Indicate by check mark whether the registrant is an emerging growth company as defined in Rule 405 of the Securities Act of 1933 (17 CFR §230.405) or Rule 12b-2 of the Securities Exchange Act of 1934 (17 CFR §240.12b-2).

 ☐   Emerging growth company

 

 If an emerging growth company, indicate by check mark if the registrant has elected not to use the extended transition period for complying with any new or revised financial accounting standards provided pursuant to Section 13(a) of the Exchange Act.

 

 
 
 
 

 

Item 4.01. Change in Certifying Account

 

(a)    Dismissal of Independent Registered Public Accounting Firm.

 

The Board of Directors (the ''Board'') of Endless Charge, Inc. (the "Company") recently completed a review process to determine what audit firm would serve as the Company's independent registered public accounting firm for the year ending December 31, 2018.  On September 12, 2018, the Board of Directors determined to dismiss KCCW Accountancy Corp. (''KCCW'') as the Company's independent registered public accounting firm, effective immediately.

 

The audit reports of KCCW on the consolidated financial statements of the Company for each of the two most recent fiscal years ended December 31, 2017 and December 31, 2016 did not contain an adverse opinion or a disclaimer of opinion and were not qualified or modified as to uncertainty, audit scope or accounting principles.

*The tasks:*
(A) Reproduce the part of the filing between "The Board of Directors (the" and "firm, effective immediately.", inclusive.
(B) In the listing, take the lines from its first line through the line containing "section2-title-right: BS 4637", inclusive, and write out only those lines with "NOMINAL DIAMETER" changed to "NOM. DIAMETER" and everything else left as is.
The filing and the listing that follows it are unrelated to each other.

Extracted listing
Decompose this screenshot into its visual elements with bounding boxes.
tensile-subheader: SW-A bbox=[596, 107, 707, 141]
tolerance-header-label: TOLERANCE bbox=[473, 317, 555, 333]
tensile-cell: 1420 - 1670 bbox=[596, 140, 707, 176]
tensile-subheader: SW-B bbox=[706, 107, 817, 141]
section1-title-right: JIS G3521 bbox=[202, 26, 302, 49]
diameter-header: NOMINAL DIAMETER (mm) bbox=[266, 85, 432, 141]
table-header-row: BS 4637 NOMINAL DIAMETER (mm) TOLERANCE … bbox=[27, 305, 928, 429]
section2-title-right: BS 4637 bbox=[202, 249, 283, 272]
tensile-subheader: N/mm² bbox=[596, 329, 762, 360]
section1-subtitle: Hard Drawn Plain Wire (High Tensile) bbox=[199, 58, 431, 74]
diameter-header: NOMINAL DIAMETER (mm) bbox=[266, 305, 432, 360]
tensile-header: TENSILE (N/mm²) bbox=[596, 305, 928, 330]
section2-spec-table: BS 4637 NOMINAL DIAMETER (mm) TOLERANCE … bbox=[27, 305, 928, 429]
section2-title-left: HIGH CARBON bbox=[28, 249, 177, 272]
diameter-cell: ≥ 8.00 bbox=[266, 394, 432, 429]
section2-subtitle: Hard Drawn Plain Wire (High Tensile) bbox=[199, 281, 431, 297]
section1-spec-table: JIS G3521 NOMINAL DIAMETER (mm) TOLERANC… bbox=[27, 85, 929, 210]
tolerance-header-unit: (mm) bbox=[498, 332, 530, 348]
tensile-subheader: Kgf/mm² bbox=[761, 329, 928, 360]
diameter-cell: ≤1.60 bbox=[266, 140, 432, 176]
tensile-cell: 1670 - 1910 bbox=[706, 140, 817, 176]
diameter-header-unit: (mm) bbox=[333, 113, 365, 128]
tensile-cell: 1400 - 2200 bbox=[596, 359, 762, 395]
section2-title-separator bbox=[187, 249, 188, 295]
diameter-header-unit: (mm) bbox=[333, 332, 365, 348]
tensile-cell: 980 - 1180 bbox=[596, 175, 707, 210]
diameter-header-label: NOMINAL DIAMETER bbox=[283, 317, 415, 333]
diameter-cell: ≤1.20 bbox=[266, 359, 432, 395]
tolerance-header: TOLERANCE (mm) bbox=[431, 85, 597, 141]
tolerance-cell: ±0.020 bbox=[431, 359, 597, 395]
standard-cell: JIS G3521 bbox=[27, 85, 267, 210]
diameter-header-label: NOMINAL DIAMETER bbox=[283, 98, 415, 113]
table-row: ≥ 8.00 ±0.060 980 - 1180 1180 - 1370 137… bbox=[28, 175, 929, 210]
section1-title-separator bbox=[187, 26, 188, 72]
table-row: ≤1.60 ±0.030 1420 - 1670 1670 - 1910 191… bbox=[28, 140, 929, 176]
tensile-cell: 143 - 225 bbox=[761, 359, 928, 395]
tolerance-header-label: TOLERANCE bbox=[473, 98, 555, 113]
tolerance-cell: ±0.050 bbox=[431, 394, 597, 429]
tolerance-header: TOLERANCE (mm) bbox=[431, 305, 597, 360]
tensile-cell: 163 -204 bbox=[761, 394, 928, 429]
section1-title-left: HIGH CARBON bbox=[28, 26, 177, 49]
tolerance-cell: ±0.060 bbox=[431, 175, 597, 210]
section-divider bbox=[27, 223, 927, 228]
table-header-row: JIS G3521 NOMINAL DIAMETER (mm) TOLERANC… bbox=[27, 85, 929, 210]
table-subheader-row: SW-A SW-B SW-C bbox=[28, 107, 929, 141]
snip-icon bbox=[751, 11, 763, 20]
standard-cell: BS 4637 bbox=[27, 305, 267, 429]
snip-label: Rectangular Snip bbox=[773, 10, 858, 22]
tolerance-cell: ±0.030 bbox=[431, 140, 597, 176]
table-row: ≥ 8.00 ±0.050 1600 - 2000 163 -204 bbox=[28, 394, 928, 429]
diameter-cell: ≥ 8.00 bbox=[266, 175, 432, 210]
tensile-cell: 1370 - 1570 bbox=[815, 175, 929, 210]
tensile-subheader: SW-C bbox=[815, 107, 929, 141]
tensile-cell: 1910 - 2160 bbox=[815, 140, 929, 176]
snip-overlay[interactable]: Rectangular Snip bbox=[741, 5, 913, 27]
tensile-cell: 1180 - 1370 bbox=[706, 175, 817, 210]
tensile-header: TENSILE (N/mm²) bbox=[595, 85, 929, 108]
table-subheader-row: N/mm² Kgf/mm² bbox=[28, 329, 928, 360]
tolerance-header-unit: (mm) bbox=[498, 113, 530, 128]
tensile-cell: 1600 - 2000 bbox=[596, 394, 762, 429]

*Answer list:*
(A)
The Board of Directors (the ''Board'') of Endless Charge, Inc. (the "Company") recently completed a review process to determine what audit firm would serve as the Company's independent registered public accounting firm for the year ending December 31, 2018.  On September 12, 2018, the Board of Directors determined to dismiss KCCW Accountancy Corp. (''KCCW'') as the Company's independent registered public accounting firm, effective immediately.

(B)
Decompose this screenshot into its visual elements with bounding boxes.
tensile-subheader: SW-A bbox=[596, 107, 707, 141]
tolerance-header-label: TOLERANCE bbox=[473, 317, 555, 333]
tensile-cell: 1420 - 1670 bbox=[596, 140, 707, 176]
tensile-subheader: SW-B bbox=[706, 107, 817, 141]
section1-title-right: JIS G3521 bbox=[202, 26, 302, 49]
diameter-header: NOM. DIAMETER (mm) bbox=[266, 85, 432, 141]
table-header-row: BS 4637 NOM. DIAMETER (mm) TOLERANCE … bbox=[27, 305, 928, 429]
section2-title-right: BS 4637 bbox=[202, 249, 283, 272]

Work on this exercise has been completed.